— BEGIN Entries supplied —
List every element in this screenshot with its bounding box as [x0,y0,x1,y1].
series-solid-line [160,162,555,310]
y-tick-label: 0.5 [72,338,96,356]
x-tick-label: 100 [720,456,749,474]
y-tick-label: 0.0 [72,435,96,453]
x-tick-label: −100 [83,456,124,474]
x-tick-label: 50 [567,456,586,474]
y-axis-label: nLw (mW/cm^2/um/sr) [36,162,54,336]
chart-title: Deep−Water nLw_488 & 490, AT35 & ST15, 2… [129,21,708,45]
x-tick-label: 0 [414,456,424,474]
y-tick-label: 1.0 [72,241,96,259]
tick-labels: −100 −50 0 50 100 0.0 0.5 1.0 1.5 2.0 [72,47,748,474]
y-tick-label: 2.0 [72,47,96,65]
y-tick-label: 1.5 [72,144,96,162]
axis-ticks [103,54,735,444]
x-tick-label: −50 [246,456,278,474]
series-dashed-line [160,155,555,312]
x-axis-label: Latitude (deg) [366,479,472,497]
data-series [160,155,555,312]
— END Entries supplied —
▸ **Brief**:
Rewrite the material, changing every "y-tick-label" to "y-axis-tick" and leaving everything else as it is.

▸ **Solution for this exercise**:
List every element in this screenshot with its bounding box as [x0,y0,x1,y1].
series-solid-line [160,162,555,310]
y-axis-tick: 0.5 [72,338,96,356]
x-tick-label: 100 [720,456,749,474]
y-axis-tick: 0.0 [72,435,96,453]
x-tick-label: −100 [83,456,124,474]
x-tick-label: 50 [567,456,586,474]
y-axis-label: nLw (mW/cm^2/um/sr) [36,162,54,336]
chart-title: Deep−Water nLw_488 & 490, AT35 & ST15, 2… [129,21,708,45]
x-tick-label: 0 [414,456,424,474]
y-axis-tick: 1.0 [72,241,96,259]
tick-labels: −100 −50 0 50 100 0.0 0.5 1.0 1.5 2.0 [72,47,748,474]
y-axis-tick: 2.0 [72,47,96,65]
y-axis-tick: 1.5 [72,144,96,162]
axis-ticks [103,54,735,444]
x-tick-label: −50 [246,456,278,474]
series-dashed-line [160,155,555,312]
x-axis-label: Latitude (deg) [366,479,472,497]
data-series [160,155,555,312]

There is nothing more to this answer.